Written request A: Write out every line of the listing below as a numbered list, skipping blank lines and leaving out the picture.

Source:

-- -- --

While missiles are your primary means of dishing out destruction, your ultimate goal is to obliterate all of the enemy's bases on each map. This, in fact, is the sole victory condition of every mission: if either you or the enemy have no bases left standing, you've lost the scenario and, in fact, the war. Bases, however, are constructed underground and missiles do little to damage them. Once you've found a base, it's time to send in the game's title characters: the Metal Marines.

Metal Marines are big, lumbering mechs of the battlefield, deployed from a drop-ship assuming it penetrates the enemy's air defenses. Once on the ground, they begin kicking ass and taking names in a limited radius for sixty seconds, and they'll easily overrun buildings with their heavy firepower. Your primary defense against Metal Marine incursion are your own Metal Marines who will scramble to meet an enemy assault, and gun pods which are useless against incoming missiles but when stationed in a wide enough area will mow down any ground assault groups daring to get near them.

As you progress further into the game, the difficulty ramps up with the enemy commanders deploying more resources, employing better tactics, and forcing you to engage in some serious uphill battles where brains, not brawn, will decide the victor. New strategies, such as deploying decoy bases, or hiding a real base with an overlay of trees to conceal it from view, come into play for both sides, and while the earliest battles require you to find and destroy one enemy base among one small island, later ones task you with destroying multiple bases, often spread over a wide swath of territory, hidden all over the map. There are also land mines which make short work of any Metal Marines which stomp over them, and the godlike ICBM which costs a crap-ton to build but launches missiles that cannot be shot down by anti-missile measure, and wreck destruction on a level that would make even Kim Jong-Un's toothpick-sized dong hard for a few seconds.

-- -- --

Provided material:
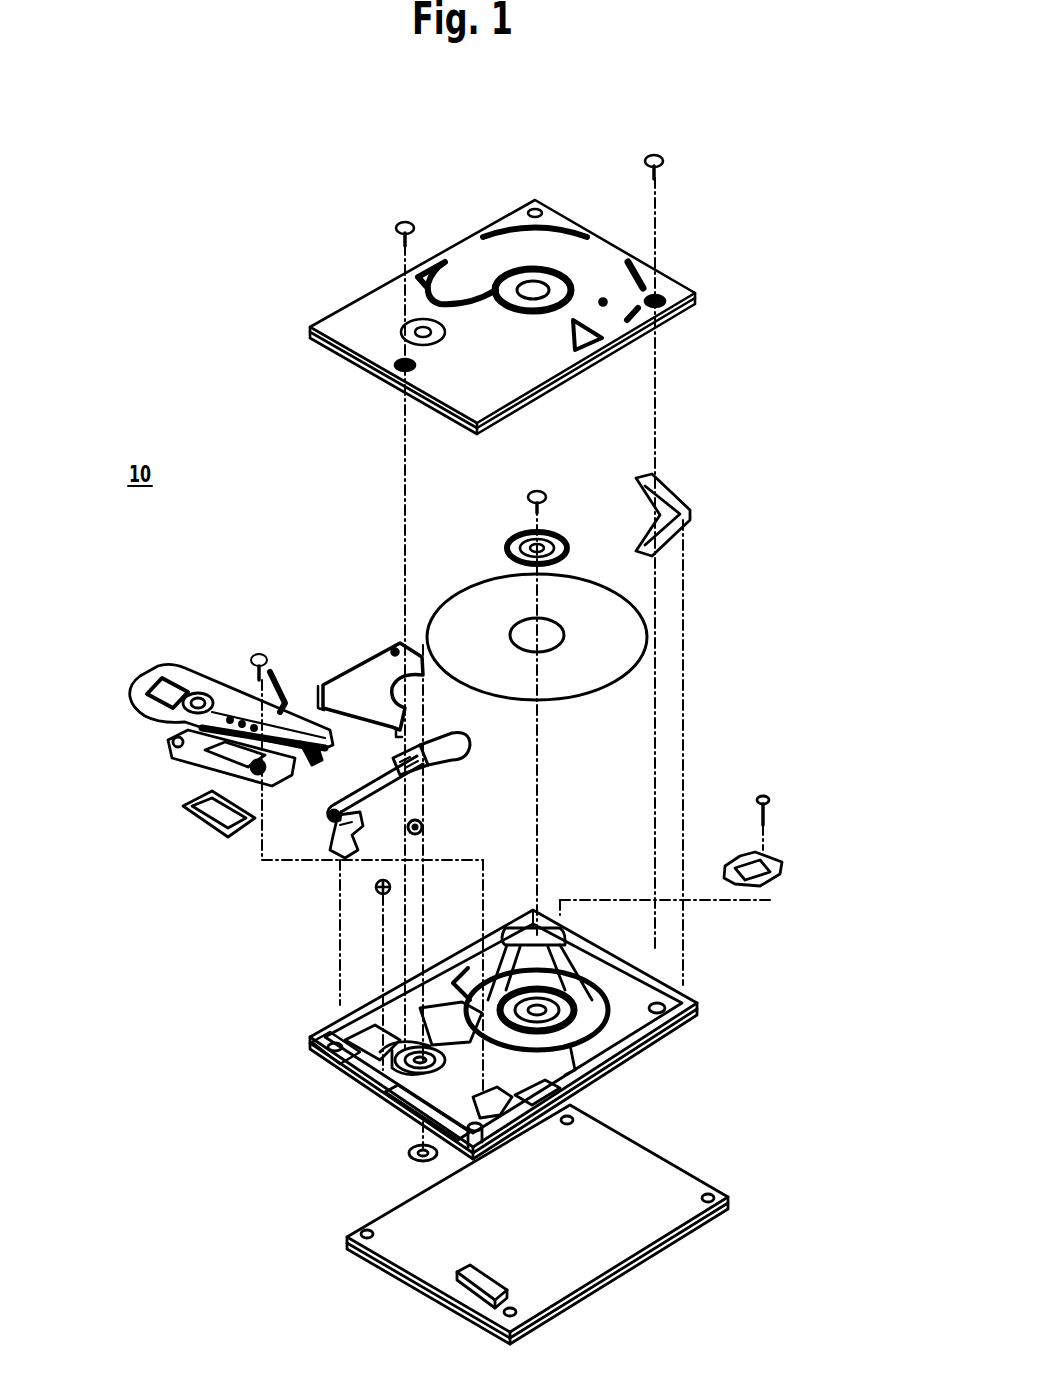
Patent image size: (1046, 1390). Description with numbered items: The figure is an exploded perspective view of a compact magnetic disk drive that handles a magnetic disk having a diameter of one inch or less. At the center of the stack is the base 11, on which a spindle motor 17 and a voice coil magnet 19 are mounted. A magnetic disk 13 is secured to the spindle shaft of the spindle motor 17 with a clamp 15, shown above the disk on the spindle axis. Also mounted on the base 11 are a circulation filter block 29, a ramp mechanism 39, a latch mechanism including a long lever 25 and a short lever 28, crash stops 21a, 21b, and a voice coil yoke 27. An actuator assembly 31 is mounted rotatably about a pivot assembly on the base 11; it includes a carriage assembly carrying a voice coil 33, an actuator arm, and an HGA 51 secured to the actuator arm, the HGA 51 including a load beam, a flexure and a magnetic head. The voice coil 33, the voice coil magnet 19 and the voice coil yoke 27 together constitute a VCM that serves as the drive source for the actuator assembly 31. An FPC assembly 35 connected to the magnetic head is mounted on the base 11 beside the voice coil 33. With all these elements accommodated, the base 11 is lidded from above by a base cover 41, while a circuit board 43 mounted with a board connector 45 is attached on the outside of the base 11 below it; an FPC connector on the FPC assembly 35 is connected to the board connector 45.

The base 11 is at (647, 1052).
The magnetic disk 13 is at (580, 700).
The clamp 15 is at (552, 528).
The spindle motor 17 is at (590, 985).
The voice coil magnet 19 is at (310, 1057).
The crash stop 21a is at (424, 826).
The crash stop 21b is at (378, 893).
The long lever 25 is at (466, 750).
The voice coil yoke 27 is at (390, 650).
The short lever 28 is at (322, 854).
The circulation filter block 29 is at (670, 492).
The actuator assembly 31 is at (200, 676).
The voice coil 33 is at (162, 684).
The FPC assembly 35 is at (162, 760).
The ramp mechanism 39 is at (775, 850).
The base cover 41 is at (670, 268).
The circuit board 43 is at (655, 1256).
The board connector 45 is at (490, 1272).
The HGA 51 is at (318, 760).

-- -- --

Written request B: According to the Metal Marines passage, how long do the Metal Marines fight once they are on the ground?

Exercise result A:
1. Patent image size: (1046, 1390). Description with numbered items: The figure is an exploded perspective view of a compact magnetic disk drive that handles a magnetic disk having a diameter of one inch or less. At the center of the stack is the base 11, on which a spindle motor 17 and a voice coil magnet 19 are mounted. A magnetic disk 13 is secured to the spindle shaft of the spindle motor 17 with a clamp 15, shown above the disk on the spindle axis. Also mounted on the base 11 are a circulation filter block 29, a ramp mechanism 39, a latch mechanism including a long lever 25 and a short lever 28, crash stops 21a, 21b, and a voice coil yoke 27. An actuator assembly 31 is mounted rotatably about a pivot assembly on the base 11; it includes a carriage assembly carrying a voice coil 33, an actuator arm, and an HGA 51 secured to the actuator arm, the HGA 51 including a load beam, a flexure and a magnetic head. The voice coil 33, the voice coil magnet 19 and the voice coil yoke 27 together constitute a VCM that serves as the drive source for the actuator assembly 31. An FPC assembly 35 connected to the magnetic head is mounted on the base 11 beside the voice coil 33. With all these elements accommodated, the base 11 is lidded from above by a base cover 41, while a circuit board 43 mounted with a board connector 45 is attached on the outside of the base 11 below it; an FPC connector on the FPC assembly 35 is connected to the board connector 45.
2. The base 11 is at (647, 1052).
3. The magnetic disk 13 is at (580, 700).
4. The clamp 15 is at (552, 528).
5. The spindle motor 17 is at (590, 985).
6. The voice coil magnet 19 is at (310, 1057).
7. The crash stop 21a is at (424, 826).
8. The crash stop 21b is at (378, 893).
9. The long lever 25 is at (466, 750).
10. The voice coil yoke 27 is at (390, 650).
11. The short lever 28 is at (322, 854).
12. The circulation filter block 29 is at (670, 492).
13. The actuator assembly 31 is at (200, 676).
14. The voice coil 33 is at (162, 684).
15. The FPC assembly 35 is at (162, 760).
16. The ramp mechanism 39 is at (775, 850).
17. The base cover 41 is at (670, 268).
18. The circuit board 43 is at (655, 1256).
19. The board connector 45 is at (490, 1272).
20. The HGA 51 is at (318, 760).

Exercise result B: For sixty seconds.